**Source records**
━━━━━━━━
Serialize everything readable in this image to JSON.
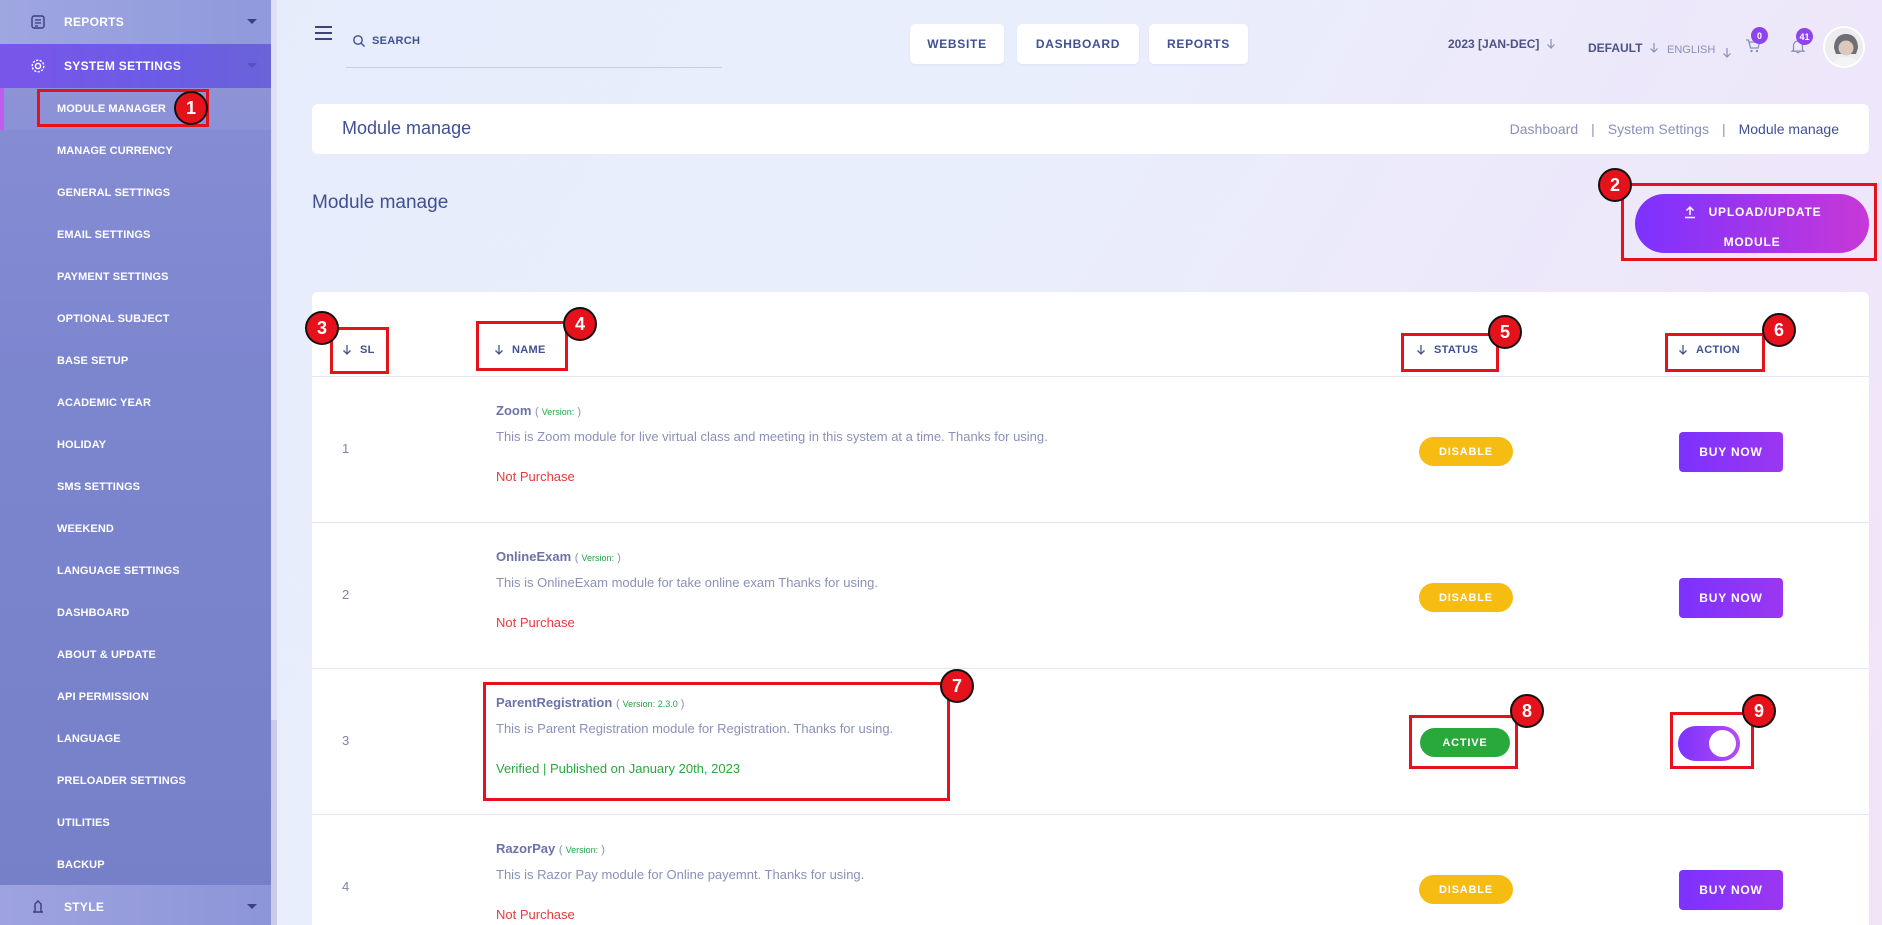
{
  "sidebar": {
    "reports_label": "REPORTS",
    "system_settings_label": "SYSTEM SETTINGS",
    "style_label": "STYLE",
    "items": [
      {
        "label": "MODULE MANAGER"
      },
      {
        "label": "MANAGE CURRENCY"
      },
      {
        "label": "GENERAL SETTINGS"
      },
      {
        "label": "EMAIL SETTINGS"
      },
      {
        "label": "PAYMENT SETTINGS"
      },
      {
        "label": "OPTIONAL SUBJECT"
      },
      {
        "label": "BASE SETUP"
      },
      {
        "label": "ACADEMIC YEAR"
      },
      {
        "label": "HOLIDAY"
      },
      {
        "label": "SMS SETTINGS"
      },
      {
        "label": "WEEKEND"
      },
      {
        "label": "LANGUAGE SETTINGS"
      },
      {
        "label": "DASHBOARD"
      },
      {
        "label": "ABOUT & UPDATE"
      },
      {
        "label": "API PERMISSION"
      },
      {
        "label": "LANGUAGE"
      },
      {
        "label": "PRELOADER SETTINGS"
      },
      {
        "label": "UTILITIES"
      },
      {
        "label": "BACKUP"
      }
    ]
  },
  "topbar": {
    "search_placeholder": "SEARCH",
    "website_label": "WEBSITE",
    "dashboard_label": "DASHBOARD",
    "reports_label": "REPORTS",
    "year_label": "2023 [JAN-DEC]",
    "theme_label": "DEFAULT",
    "language_label": "ENGLISH",
    "cart_count": "0",
    "notification_count": "41"
  },
  "page": {
    "header_title": "Module manage",
    "breadcrumb": [
      "Dashboard",
      "System Settings",
      "Module manage"
    ],
    "breadcrumb_sep": "|",
    "section_title": "Module manage",
    "upload_line1": "UPLOAD/UPDATE",
    "upload_line2": "MODULE"
  },
  "table": {
    "headers": {
      "sl": "SL",
      "name": "NAME",
      "status": "STATUS",
      "action": "ACTION"
    },
    "rows": [
      {
        "sl": "1",
        "name": "Zoom",
        "ver_open": "( ",
        "ver_label": "Version:",
        "ver_value": "",
        "ver_close": " )",
        "desc": "This is Zoom module for live virtual class and meeting in this system at a time. Thanks for using.",
        "status_text": "Not Purchase",
        "status": "DISABLE",
        "action": "BUY NOW"
      },
      {
        "sl": "2",
        "name": "OnlineExam",
        "ver_open": "( ",
        "ver_label": "Version:",
        "ver_value": "",
        "ver_close": " )",
        "desc": "This is OnlineExam module for take online exam Thanks for using.",
        "status_text": "Not Purchase",
        "status": "DISABLE",
        "action": "BUY NOW"
      },
      {
        "sl": "3",
        "name": "ParentRegistration",
        "ver_open": "( ",
        "ver_label": "Version:",
        "ver_value": " 2.3.0",
        "ver_close": " )",
        "desc": "This is Parent Registration module for Registration. Thanks for using.",
        "status_text": "Verified | Published on January 20th, 2023",
        "status": "ACTIVE",
        "action_toggle_on": true
      },
      {
        "sl": "4",
        "name": "RazorPay",
        "ver_open": "( ",
        "ver_label": "Version:",
        "ver_value": "",
        "ver_close": " )",
        "desc": "This is Razor Pay module for Online payemnt. Thanks for using.",
        "status_text": "Not Purchase",
        "status": "DISABLE",
        "action": "BUY NOW"
      }
    ]
  },
  "annotations": [
    "1",
    "2",
    "3",
    "4",
    "5",
    "6",
    "7",
    "8",
    "9"
  ],
  "colors": {
    "accent_purple": "#7c32ff",
    "accent_pink": "#c738d8",
    "disable_yellow": "#f7bc11",
    "active_green": "#29a83c",
    "annotation_red": "#e5121b"
  }
}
━━━━━━━━
Pull out each line of the listing that holds the string "UPDATE".

**The output**
        "label": "ABOUT & UPDATE"
    "upload_line1": "UPLOAD/UPDATE",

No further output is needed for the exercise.